§ **What to do**:
Please change "bounding boxes" to "box coordinates" in everything from the line containing "Decompose this screenshot" down to the line containing "svg-text:?: ? <box>762 37 766 43</box>", and give those lines again with nothing else altered. Leave the pictures out of your answer.

§ **Extracted entries**:

:::::

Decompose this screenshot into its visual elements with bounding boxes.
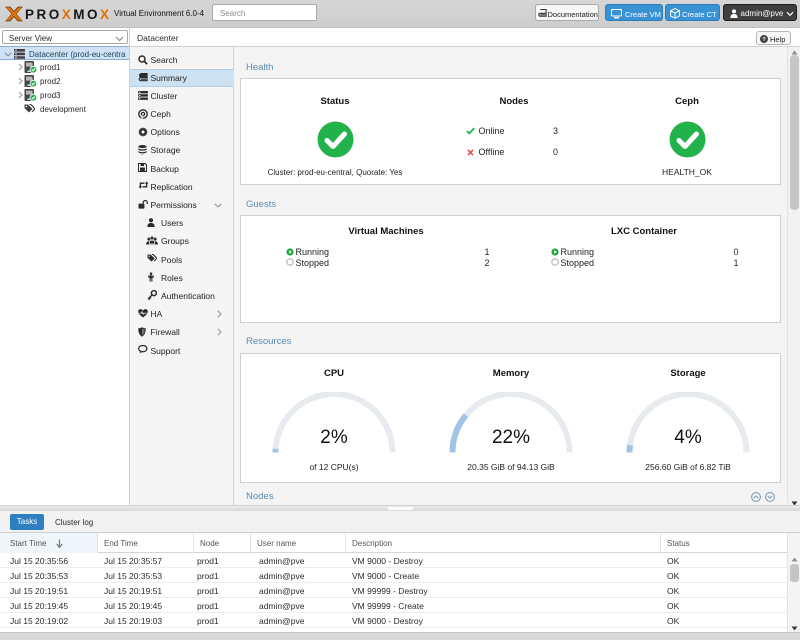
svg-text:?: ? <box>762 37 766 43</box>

:::::

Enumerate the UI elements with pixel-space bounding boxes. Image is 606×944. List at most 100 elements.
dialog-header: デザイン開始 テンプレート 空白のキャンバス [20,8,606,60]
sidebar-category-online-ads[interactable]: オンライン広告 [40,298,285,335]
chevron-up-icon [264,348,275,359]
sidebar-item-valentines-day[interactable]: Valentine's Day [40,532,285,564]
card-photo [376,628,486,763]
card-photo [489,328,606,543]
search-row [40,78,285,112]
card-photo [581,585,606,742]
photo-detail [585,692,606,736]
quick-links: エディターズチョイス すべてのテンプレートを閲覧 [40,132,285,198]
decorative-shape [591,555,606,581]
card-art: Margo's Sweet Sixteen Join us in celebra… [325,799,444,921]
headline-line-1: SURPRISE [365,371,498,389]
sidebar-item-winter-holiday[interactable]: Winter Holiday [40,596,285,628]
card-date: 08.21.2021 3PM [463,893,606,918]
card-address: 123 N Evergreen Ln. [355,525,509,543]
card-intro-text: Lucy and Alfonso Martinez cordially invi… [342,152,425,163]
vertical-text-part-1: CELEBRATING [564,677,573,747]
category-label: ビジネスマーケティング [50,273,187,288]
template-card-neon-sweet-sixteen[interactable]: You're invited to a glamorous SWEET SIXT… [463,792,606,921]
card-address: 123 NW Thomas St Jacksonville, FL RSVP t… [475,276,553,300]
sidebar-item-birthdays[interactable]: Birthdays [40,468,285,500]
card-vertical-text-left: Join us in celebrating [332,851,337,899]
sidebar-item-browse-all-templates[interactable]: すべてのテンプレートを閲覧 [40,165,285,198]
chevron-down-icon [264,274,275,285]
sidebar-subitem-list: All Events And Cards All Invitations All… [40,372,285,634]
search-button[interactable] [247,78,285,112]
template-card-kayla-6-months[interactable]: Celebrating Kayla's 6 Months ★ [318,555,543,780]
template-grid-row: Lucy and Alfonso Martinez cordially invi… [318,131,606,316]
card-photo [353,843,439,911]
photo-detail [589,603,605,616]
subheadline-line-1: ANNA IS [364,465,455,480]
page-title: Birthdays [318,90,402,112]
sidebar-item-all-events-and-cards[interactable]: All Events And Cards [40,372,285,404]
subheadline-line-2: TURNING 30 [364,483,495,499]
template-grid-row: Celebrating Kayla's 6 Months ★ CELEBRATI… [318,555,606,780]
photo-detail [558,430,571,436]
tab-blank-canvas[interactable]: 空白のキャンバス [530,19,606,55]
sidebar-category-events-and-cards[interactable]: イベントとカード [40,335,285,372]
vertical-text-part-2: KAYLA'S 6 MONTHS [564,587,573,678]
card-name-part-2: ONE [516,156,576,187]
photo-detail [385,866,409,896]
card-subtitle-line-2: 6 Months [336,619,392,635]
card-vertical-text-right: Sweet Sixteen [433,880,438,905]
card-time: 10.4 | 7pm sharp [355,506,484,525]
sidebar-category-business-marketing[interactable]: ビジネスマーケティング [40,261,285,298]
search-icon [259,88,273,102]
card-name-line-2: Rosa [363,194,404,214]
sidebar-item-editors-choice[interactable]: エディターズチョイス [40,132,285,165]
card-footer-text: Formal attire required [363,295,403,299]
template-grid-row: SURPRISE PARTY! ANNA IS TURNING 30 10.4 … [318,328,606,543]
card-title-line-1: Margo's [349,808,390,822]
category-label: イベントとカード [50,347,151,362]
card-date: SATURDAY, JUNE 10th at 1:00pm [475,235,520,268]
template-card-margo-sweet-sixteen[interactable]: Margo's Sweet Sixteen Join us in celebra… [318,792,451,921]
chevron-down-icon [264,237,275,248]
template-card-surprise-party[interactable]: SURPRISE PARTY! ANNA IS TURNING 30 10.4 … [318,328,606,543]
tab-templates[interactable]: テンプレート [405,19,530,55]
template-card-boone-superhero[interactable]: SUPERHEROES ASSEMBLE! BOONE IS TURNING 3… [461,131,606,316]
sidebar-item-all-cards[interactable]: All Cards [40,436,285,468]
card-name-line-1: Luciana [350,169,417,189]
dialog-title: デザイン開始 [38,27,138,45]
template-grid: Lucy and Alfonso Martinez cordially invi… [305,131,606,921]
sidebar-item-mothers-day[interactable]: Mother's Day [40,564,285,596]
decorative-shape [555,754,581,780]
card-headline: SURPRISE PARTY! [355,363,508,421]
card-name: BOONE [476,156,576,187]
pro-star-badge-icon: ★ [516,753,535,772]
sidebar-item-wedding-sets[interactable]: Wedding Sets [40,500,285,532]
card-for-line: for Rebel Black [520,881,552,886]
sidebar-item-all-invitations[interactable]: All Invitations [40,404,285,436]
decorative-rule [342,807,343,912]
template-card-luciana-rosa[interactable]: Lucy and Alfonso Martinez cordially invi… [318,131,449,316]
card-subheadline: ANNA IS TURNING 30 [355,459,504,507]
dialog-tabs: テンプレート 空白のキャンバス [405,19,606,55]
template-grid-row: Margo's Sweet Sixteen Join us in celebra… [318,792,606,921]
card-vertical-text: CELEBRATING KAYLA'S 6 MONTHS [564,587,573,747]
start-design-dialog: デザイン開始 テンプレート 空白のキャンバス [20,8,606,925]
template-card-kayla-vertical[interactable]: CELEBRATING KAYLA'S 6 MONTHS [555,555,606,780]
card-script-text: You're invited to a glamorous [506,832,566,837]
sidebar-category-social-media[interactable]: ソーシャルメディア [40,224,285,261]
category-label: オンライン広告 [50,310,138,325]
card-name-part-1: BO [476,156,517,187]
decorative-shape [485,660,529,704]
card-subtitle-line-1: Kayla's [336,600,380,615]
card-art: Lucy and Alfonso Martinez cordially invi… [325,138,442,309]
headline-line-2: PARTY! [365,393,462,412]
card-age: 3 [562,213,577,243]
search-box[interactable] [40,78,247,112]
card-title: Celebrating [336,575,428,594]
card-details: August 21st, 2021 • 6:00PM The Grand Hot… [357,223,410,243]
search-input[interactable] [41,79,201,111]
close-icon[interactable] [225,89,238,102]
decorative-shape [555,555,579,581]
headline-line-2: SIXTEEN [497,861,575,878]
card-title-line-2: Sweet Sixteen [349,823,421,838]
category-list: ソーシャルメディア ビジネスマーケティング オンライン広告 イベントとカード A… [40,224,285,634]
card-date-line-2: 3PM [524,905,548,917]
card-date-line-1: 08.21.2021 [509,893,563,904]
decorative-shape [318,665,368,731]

:::::

§ **Exercise response**:
Decompose this screenshot into its visual elements with box coordinates.
svg-text:?: ? <box>762 37 766 43</box>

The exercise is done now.